* [Records for this exercise]
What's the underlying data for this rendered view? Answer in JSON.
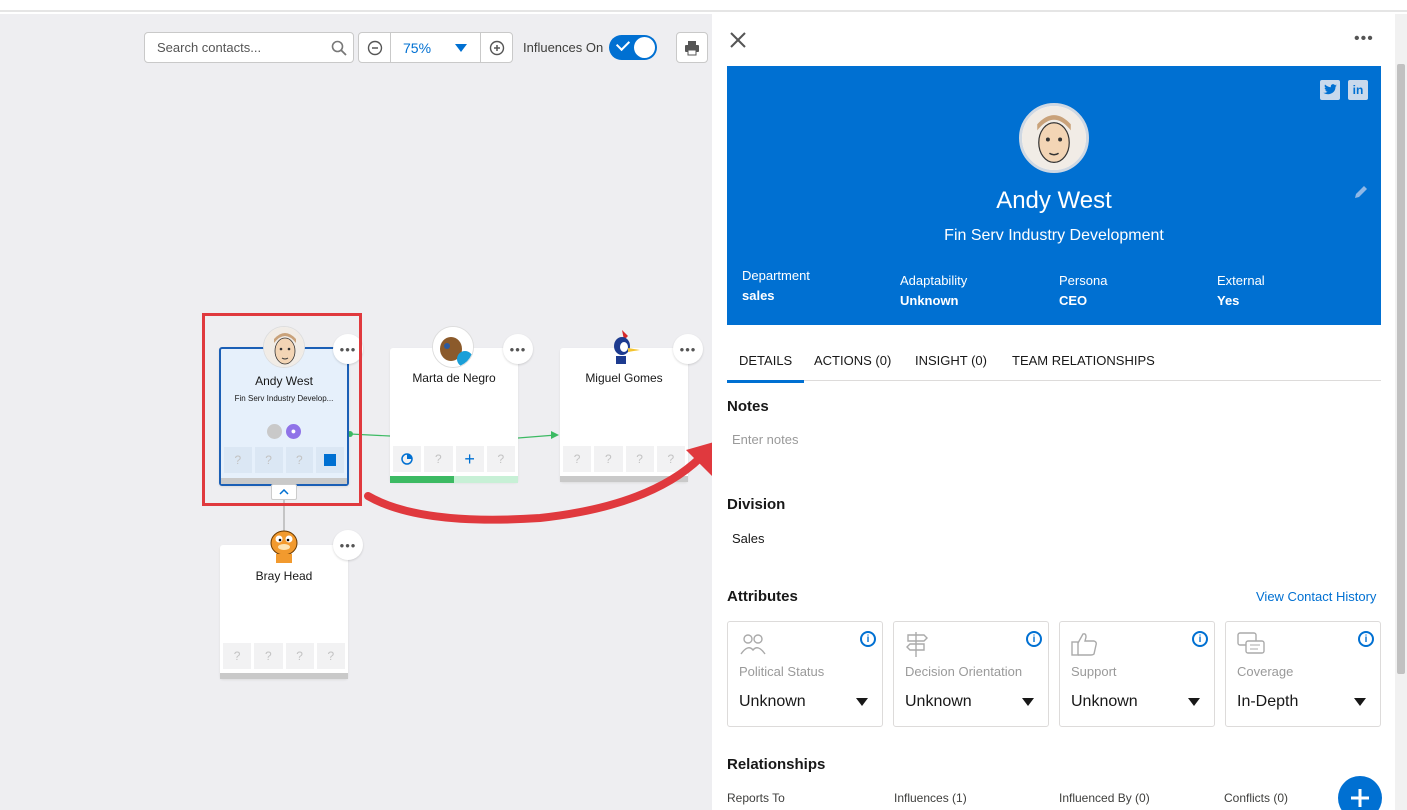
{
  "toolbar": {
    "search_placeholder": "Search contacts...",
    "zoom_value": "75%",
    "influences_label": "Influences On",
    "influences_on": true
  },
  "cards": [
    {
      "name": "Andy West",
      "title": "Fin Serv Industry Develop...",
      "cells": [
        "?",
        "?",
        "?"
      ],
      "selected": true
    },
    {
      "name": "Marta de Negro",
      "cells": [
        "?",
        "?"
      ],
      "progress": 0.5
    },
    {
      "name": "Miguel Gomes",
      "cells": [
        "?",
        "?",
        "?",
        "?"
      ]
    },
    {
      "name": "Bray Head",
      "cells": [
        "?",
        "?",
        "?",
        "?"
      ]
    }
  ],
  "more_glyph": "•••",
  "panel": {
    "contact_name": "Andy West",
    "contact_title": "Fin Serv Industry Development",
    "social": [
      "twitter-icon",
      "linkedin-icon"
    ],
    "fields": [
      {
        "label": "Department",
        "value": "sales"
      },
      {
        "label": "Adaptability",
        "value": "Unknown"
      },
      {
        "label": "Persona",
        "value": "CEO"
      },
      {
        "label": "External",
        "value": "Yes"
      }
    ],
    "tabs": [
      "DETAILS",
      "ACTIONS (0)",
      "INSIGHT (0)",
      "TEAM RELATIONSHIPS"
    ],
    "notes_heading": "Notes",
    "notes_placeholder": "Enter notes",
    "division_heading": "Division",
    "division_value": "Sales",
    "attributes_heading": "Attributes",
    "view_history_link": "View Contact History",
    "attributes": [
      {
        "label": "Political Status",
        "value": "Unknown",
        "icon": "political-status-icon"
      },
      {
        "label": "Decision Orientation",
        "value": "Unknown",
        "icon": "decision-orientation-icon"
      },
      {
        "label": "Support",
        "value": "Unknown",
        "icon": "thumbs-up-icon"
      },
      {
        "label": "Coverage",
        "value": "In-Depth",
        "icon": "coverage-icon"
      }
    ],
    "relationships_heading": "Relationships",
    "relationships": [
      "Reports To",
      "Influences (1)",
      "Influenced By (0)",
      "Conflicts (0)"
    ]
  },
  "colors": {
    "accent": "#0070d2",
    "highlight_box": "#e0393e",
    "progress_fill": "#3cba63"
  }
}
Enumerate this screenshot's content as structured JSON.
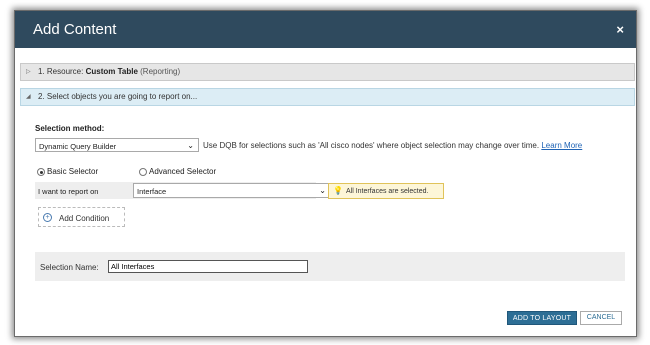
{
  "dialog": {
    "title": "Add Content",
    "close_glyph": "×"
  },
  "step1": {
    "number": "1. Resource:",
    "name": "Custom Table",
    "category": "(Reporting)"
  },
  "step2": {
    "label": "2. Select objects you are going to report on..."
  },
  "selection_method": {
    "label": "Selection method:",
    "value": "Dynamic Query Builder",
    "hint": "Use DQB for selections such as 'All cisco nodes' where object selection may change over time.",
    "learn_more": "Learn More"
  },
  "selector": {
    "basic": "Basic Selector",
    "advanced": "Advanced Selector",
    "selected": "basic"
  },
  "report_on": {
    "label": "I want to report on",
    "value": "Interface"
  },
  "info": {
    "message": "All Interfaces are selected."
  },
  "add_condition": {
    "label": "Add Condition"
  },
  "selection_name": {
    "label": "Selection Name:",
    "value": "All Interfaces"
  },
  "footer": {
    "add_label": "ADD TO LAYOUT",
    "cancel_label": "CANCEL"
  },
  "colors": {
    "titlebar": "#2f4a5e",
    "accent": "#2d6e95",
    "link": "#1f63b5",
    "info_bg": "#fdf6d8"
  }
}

* [Prompt] Can you repeat every record above exactly, apart from the pictures?

* [Exercise output]
What's the underlying data for this rendered view? Answer in JSON.
{
  "toolbar": {
    "search_placeholder": "Search contacts...",
    "zoom_value": "75%",
    "influences_label": "Influences On",
    "influences_on": true
  },
  "cards": [
    {
      "name": "Andy West",
      "title": "Fin Serv Industry Develop...",
      "cells": [
        "?",
        "?",
        "?"
      ],
      "selected": true
    },
    {
      "name": "Marta de Negro",
      "cells": [
        "?",
        "?"
      ],
      "progress": 0.5
    },
    {
      "name": "Miguel Gomes",
      "cells": [
        "?",
        "?",
        "?",
        "?"
      ]
    },
    {
      "name": "Bray Head",
      "cells": [
        "?",
        "?",
        "?",
        "?"
      ]
    }
  ],
  "more_glyph": "•••",
  "panel": {
    "contact_name": "Andy West",
    "contact_title": "Fin Serv Industry Development",
    "social": [
      "twitter-icon",
      "linkedin-icon"
    ],
    "fields": [
      {
        "label": "Department",
        "value": "sales"
      },
      {
        "label": "Adaptability",
        "value": "Unknown"
      },
      {
        "label": "Persona",
        "value": "CEO"
      },
      {
        "label": "External",
        "value": "Yes"
      }
    ],
    "tabs": [
      "DETAILS",
      "ACTIONS (0)",
      "INSIGHT (0)",
      "TEAM RELATIONSHIPS"
    ],
    "notes_heading": "Notes",
    "notes_placeholder": "Enter notes",
    "division_heading": "Division",
    "division_value": "Sales",
    "attributes_heading": "Attributes",
    "view_history_link": "View Contact History",
    "attributes": [
      {
        "label": "Political Status",
        "value": "Unknown",
        "icon": "political-status-icon"
      },
      {
        "label": "Decision Orientation",
        "value": "Unknown",
        "icon": "decision-orientation-icon"
      },
      {
        "label": "Support",
        "value": "Unknown",
        "icon": "thumbs-up-icon"
      },
      {
        "label": "Coverage",
        "value": "In-Depth",
        "icon": "coverage-icon"
      }
    ],
    "relationships_heading": "Relationships",
    "relationships": [
      "Reports To",
      "Influences (1)",
      "Influenced By (0)",
      "Conflicts (0)"
    ]
  },
  "colors": {
    "accent": "#0070d2",
    "highlight_box": "#e0393e",
    "progress_fill": "#3cba63"
  }
}
Enumerate this screenshot's content as structured JSON.
{
  "dialog": {
    "title": "Add Content",
    "close_glyph": "×"
  },
  "step1": {
    "number": "1. Resource:",
    "name": "Custom Table",
    "category": "(Reporting)"
  },
  "step2": {
    "label": "2. Select objects you are going to report on..."
  },
  "selection_method": {
    "label": "Selection method:",
    "value": "Dynamic Query Builder",
    "hint": "Use DQB for selections such as 'All cisco nodes' where object selection may change over time.",
    "learn_more": "Learn More"
  },
  "selector": {
    "basic": "Basic Selector",
    "advanced": "Advanced Selector",
    "selected": "basic"
  },
  "report_on": {
    "label": "I want to report on",
    "value": "Interface"
  },
  "info": {
    "message": "All Interfaces are selected."
  },
  "add_condition": {
    "label": "Add Condition"
  },
  "selection_name": {
    "label": "Selection Name:",
    "value": "All Interfaces"
  },
  "footer": {
    "add_label": "ADD TO LAYOUT",
    "cancel_label": "CANCEL"
  },
  "colors": {
    "titlebar": "#2f4a5e",
    "accent": "#2d6e95",
    "link": "#1f63b5",
    "info_bg": "#fdf6d8"
  }
}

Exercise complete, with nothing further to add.